SHORT PROBLEM: Look for the string "n的净利润" and copy every line that has it.

Dataset rows about figures
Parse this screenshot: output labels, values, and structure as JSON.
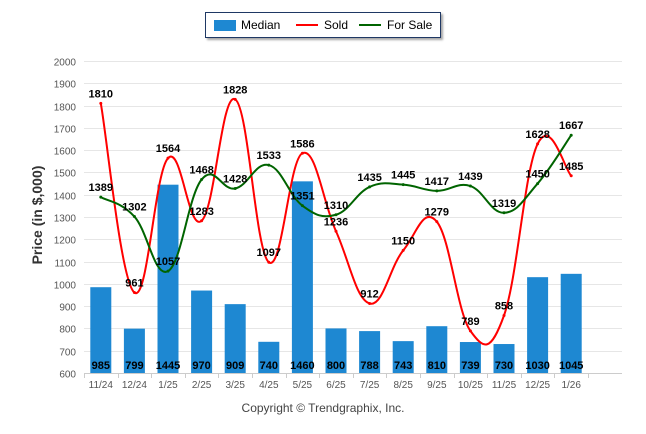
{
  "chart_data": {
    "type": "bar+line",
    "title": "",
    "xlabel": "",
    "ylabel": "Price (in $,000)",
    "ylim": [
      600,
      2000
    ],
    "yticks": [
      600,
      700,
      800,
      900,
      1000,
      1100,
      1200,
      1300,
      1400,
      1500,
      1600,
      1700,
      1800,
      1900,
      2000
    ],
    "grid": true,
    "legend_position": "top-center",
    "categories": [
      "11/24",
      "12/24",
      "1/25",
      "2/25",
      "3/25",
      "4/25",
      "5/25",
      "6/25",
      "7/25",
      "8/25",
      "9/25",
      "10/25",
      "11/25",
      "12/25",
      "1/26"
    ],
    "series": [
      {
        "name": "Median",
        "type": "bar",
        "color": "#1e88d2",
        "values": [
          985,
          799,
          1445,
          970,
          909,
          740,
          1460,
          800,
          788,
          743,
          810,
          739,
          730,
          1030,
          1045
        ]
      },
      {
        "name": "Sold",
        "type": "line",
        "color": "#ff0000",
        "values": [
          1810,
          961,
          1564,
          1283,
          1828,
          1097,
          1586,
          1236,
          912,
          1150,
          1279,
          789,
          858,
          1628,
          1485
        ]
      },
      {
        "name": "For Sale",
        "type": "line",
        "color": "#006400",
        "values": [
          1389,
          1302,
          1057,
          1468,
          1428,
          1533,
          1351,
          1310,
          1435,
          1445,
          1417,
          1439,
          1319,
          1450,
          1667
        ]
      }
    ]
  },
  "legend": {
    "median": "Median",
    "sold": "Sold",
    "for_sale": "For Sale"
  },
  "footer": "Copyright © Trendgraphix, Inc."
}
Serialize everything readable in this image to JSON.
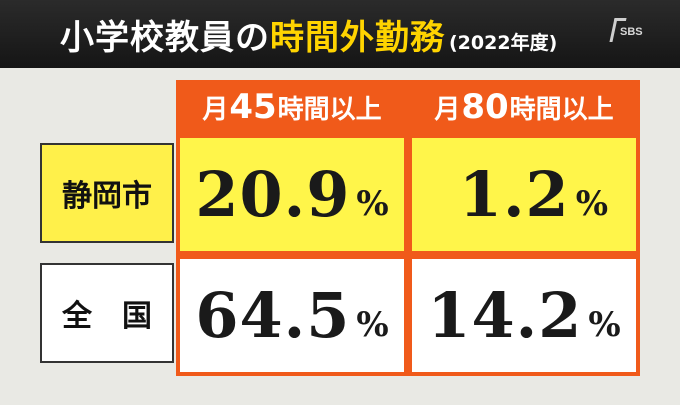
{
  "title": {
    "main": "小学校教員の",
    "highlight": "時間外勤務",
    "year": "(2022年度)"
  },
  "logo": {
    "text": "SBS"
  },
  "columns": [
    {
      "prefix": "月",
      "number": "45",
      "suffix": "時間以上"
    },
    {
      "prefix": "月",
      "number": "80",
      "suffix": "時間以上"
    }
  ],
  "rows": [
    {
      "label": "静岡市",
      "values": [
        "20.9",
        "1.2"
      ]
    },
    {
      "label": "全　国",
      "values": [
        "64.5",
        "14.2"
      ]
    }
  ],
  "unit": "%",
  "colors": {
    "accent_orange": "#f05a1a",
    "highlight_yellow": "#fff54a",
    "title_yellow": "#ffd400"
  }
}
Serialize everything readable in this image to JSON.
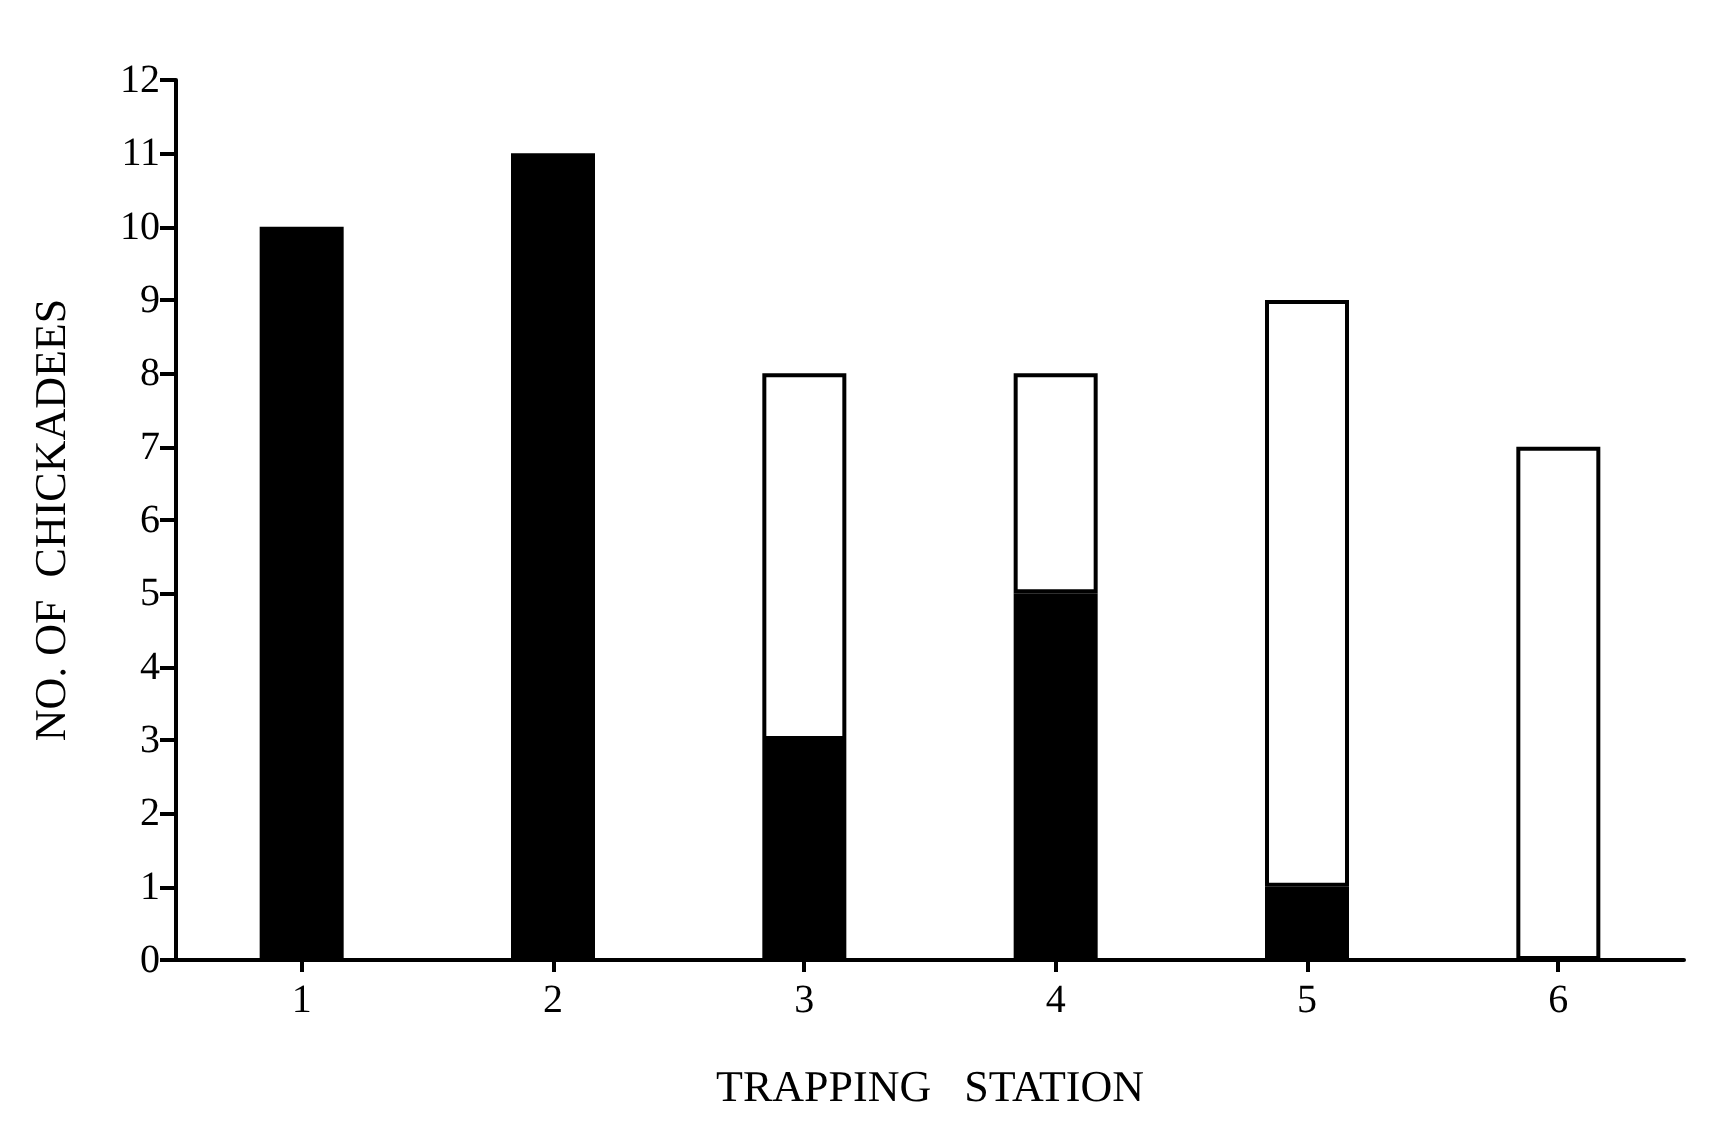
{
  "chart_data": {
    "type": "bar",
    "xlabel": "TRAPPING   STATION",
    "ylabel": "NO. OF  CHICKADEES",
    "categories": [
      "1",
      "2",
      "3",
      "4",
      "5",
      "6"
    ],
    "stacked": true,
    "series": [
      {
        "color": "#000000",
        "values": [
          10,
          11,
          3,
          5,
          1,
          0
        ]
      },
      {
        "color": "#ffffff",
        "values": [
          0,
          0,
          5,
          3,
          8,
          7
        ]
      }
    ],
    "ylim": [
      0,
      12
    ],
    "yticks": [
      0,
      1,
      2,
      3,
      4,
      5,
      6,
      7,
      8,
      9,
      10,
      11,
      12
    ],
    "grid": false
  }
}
--
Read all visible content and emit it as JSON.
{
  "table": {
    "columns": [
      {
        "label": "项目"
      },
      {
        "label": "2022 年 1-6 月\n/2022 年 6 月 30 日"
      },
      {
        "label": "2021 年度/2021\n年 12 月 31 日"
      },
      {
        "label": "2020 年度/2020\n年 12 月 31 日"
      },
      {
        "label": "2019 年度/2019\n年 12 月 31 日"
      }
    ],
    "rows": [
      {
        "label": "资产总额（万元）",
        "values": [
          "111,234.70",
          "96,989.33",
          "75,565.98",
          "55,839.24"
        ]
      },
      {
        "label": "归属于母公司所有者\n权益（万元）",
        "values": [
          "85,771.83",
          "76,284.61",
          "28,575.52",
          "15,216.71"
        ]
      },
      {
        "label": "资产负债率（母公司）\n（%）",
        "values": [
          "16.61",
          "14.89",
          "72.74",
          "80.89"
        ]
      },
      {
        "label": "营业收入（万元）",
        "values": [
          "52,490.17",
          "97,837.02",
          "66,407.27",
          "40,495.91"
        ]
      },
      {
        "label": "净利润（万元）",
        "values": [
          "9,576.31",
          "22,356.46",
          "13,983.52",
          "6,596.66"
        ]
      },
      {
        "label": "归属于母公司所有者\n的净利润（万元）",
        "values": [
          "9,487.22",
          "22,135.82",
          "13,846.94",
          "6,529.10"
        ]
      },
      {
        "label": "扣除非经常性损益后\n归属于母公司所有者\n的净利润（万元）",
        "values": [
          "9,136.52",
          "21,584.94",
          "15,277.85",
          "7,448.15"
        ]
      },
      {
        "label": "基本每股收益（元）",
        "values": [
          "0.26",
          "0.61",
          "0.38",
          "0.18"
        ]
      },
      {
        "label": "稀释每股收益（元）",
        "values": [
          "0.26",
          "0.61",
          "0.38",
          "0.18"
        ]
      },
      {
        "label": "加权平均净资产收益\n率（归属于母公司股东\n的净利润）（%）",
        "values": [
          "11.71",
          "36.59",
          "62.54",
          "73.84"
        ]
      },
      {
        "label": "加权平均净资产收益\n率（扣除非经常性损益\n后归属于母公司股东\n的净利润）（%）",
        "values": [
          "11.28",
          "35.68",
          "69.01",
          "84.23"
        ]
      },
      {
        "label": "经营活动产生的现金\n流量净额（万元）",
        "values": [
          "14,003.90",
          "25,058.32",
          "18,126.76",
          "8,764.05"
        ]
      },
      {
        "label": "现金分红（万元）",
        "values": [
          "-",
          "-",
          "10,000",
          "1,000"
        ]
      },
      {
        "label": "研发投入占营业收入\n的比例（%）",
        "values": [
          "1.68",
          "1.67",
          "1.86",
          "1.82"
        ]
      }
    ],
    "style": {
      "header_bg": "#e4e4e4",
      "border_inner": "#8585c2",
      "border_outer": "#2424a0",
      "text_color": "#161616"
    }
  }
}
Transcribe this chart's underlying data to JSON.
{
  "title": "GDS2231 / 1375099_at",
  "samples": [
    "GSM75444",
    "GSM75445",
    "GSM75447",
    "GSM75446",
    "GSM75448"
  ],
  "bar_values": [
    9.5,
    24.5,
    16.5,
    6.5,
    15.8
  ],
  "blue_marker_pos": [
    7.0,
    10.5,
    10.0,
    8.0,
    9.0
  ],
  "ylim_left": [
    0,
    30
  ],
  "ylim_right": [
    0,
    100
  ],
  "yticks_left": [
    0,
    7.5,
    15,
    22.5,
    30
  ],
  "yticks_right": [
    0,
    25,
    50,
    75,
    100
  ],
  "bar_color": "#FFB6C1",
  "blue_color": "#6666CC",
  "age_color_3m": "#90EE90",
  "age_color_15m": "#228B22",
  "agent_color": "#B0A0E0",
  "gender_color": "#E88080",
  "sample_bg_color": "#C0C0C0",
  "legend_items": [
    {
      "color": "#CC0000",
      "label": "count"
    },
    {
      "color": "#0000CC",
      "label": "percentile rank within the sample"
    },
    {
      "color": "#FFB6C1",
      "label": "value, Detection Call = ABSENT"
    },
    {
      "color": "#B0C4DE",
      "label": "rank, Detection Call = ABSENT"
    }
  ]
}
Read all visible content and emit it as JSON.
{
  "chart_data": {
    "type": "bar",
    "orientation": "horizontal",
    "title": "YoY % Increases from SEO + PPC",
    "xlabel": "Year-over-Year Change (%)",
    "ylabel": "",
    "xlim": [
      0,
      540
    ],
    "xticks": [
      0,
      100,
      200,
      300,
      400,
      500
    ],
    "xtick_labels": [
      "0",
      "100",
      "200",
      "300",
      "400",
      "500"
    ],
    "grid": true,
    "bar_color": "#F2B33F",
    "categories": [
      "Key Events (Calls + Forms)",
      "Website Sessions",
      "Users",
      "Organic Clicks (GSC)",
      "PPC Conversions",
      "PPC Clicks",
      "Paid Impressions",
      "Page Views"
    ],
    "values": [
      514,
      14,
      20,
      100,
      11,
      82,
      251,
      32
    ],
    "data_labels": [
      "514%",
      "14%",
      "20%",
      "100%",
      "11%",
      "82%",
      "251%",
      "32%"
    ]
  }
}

RESPONSE BELOW:
        "label": "归属于母公司所有者\n的净利润（万元）",
        "label": "扣除非经常性损益后\n归属于母公司所有者\n的净利润（万元）",
        "label": "加权平均净资产收益\n率（归属于母公司股东\n的净利润）（%）",
        "label": "加权平均净资产收益\n率（扣除非经常性损益\n后归属于母公司股东\n的净利润）（%）",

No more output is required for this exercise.